Please transcribe the listing below in full and word for word, without its pictures.

━━━ DATA IN THIS EXERCISE ━━━

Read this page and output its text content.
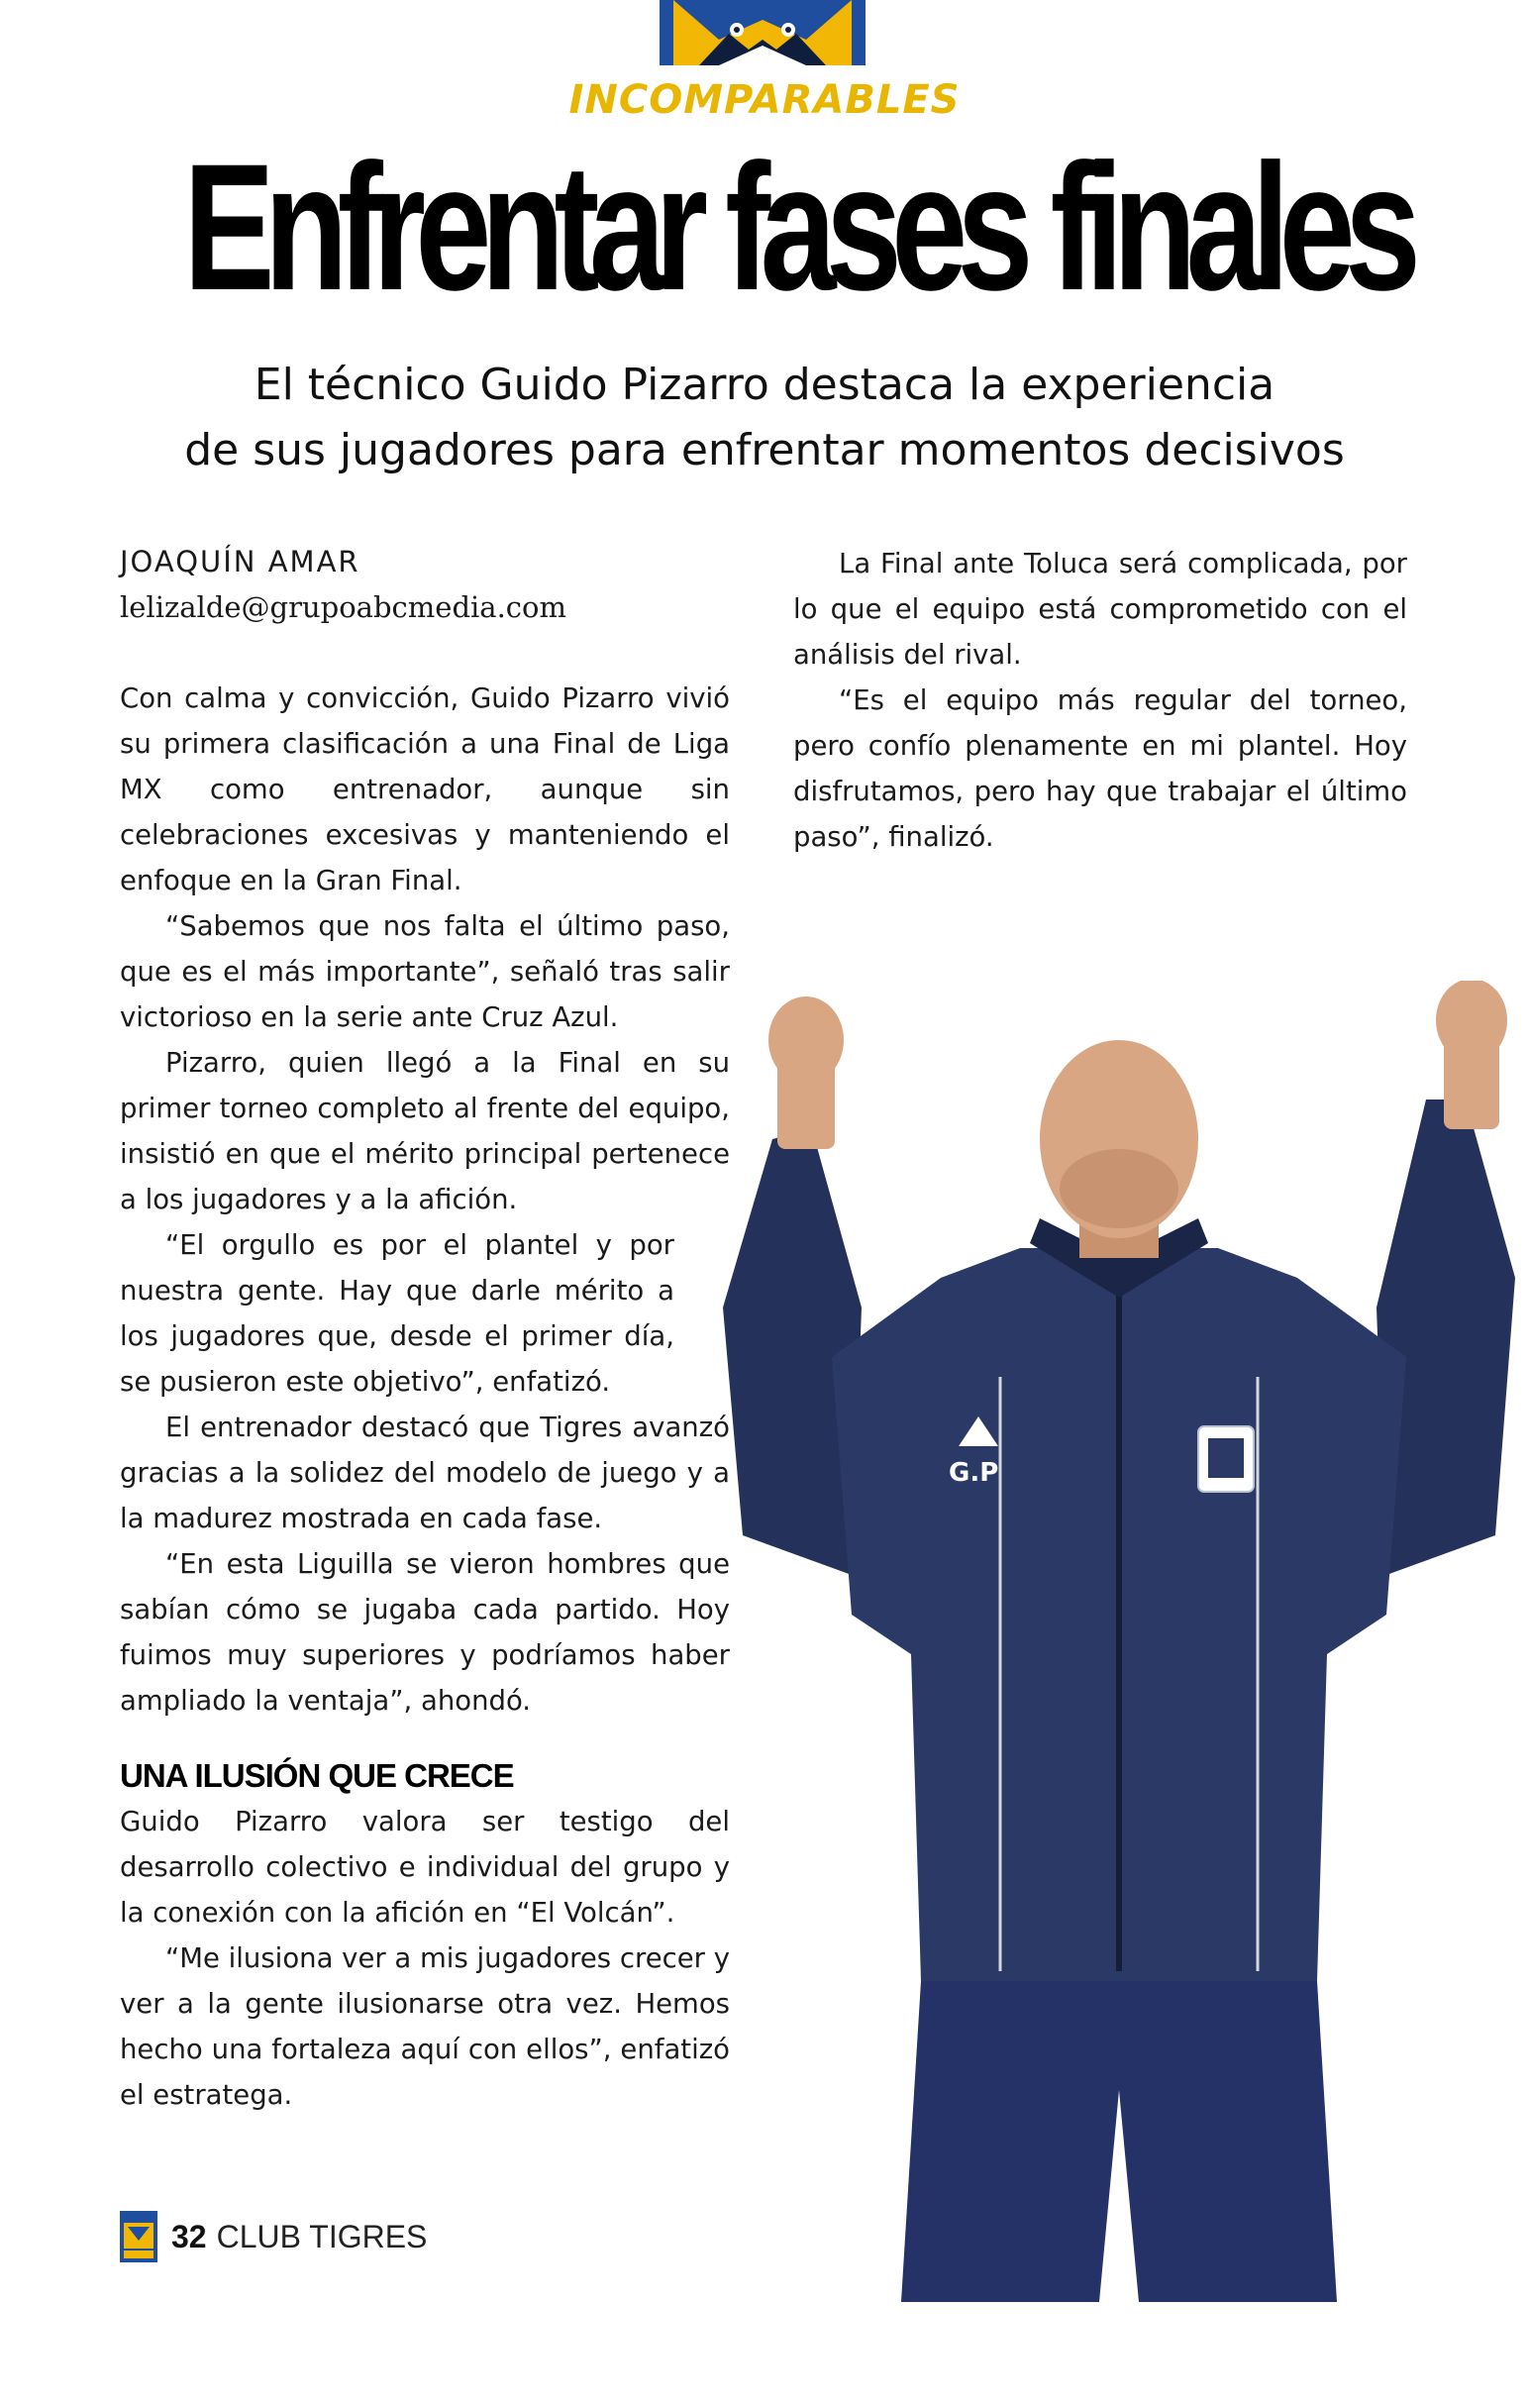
INCOMPARABLES
Enfrentar fases finales
El técnico Guido Pizarro destaca la experiencia
de sus jugadores para enfrentar momentos decisivos
JOAQUÍN AMAR
lelizalde@grupoabcmedia.com

Con calma y convicción, Guido Pizarro vivió su primera clasificación a una Final de Liga MX como entrenador, aunque sin celebraciones excesivas y manteniendo el enfoque en la Gran Final.

“Sabemos que nos falta el último paso, que es el más importante”, señaló tras salir victorioso en la serie ante Cruz Azul.

Pizarro, quien llegó a la Final en su primer torneo completo al frente del equipo, insistió en que el mérito principal pertenece a los jugadores y a la afición.

“El orgullo es por el plantel y por nuestra gente. Hay que darle mérito a los jugadores que, desde el primer día, se pusieron este objetivo”, enfatizó.

El entrenador destacó que Tigres avanzó gracias a la solidez del modelo de juego y a la madurez mostrada en cada fase.

“En esta Liguilla se vieron hombres que sabían cómo se jugaba cada partido. Hoy fuimos muy superiores y podríamos haber ampliado la ventaja”, ahondó.

UNA ILUSIÓN QUE CRECE

Guido Pizarro valora ser testigo del desarrollo colectivo e individual del grupo y la conexión con la afición en “El Volcán”.

“Me ilusiona ver a mis jugadores crecer y ver a la gente ilusionarse otra vez. Hemos hecho una fortaleza aquí con ellos”, enfatizó el estratega.

La Final ante Toluca será complicada, por lo que el equipo está comprometido con el análisis del rival.

“Es el equipo más regular del torneo, pero confío plenamente en mi plantel. Hoy disfrutamos, pero hay que trabajar el último paso”, finalizó.

G.P
32 CLUB TIGRES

━━━

> [THE OUTPUT]
Read this page and output its text content.
INCOMPARABLES
Enfrentar fases finales
El técnico Guido Pizarro destaca la experiencia
de sus jugadores para enfrentar momentos decisivos
JOAQUÍN AMAR
lelizalde@grupoabcmedia.com

Con calma y convicción, Guido Pizarro vivió su primera clasificación a una Final de Liga MX como entrenador, aunque sin celebraciones excesivas y manteniendo el enfoque en la Gran Final.

“Sabemos que nos falta el último paso, que es el más importante”, señaló tras salir victorioso en la serie ante Cruz Azul.

Pizarro, quien llegó a la Final en su primer torneo completo al frente del equipo, insistió en que el mérito principal pertenece a los jugadores y a la afición.

“El orgullo es por el plantel y por nuestra gente. Hay que darle mérito a los jugadores que, desde el primer día, se pusieron este objetivo”, enfatizó.

El entrenador destacó que Tigres avanzó gracias a la solidez del modelo de juego y a la madurez mostrada en cada fase.

“En esta Liguilla se vieron hombres que sabían cómo se jugaba cada partido. Hoy fuimos muy superiores y podríamos haber ampliado la ventaja”, ahondó.

UNA ILUSIÓN QUE CRECE

Guido Pizarro valora ser testigo del desarrollo colectivo e individual del grupo y la conexión con la afición en “El Volcán”.

“Me ilusiona ver a mis jugadores crecer y ver a la gente ilusionarse otra vez. Hemos hecho una fortaleza aquí con ellos”, enfatizó el estratega.

La Final ante Toluca será complicada, por lo que el equipo está comprometido con el análisis del rival.

“Es el equipo más regular del torneo, pero confío plenamente en mi plantel. Hoy disfrutamos, pero hay que trabajar el último paso”, finalizó.

G.P
32 CLUB TIGRES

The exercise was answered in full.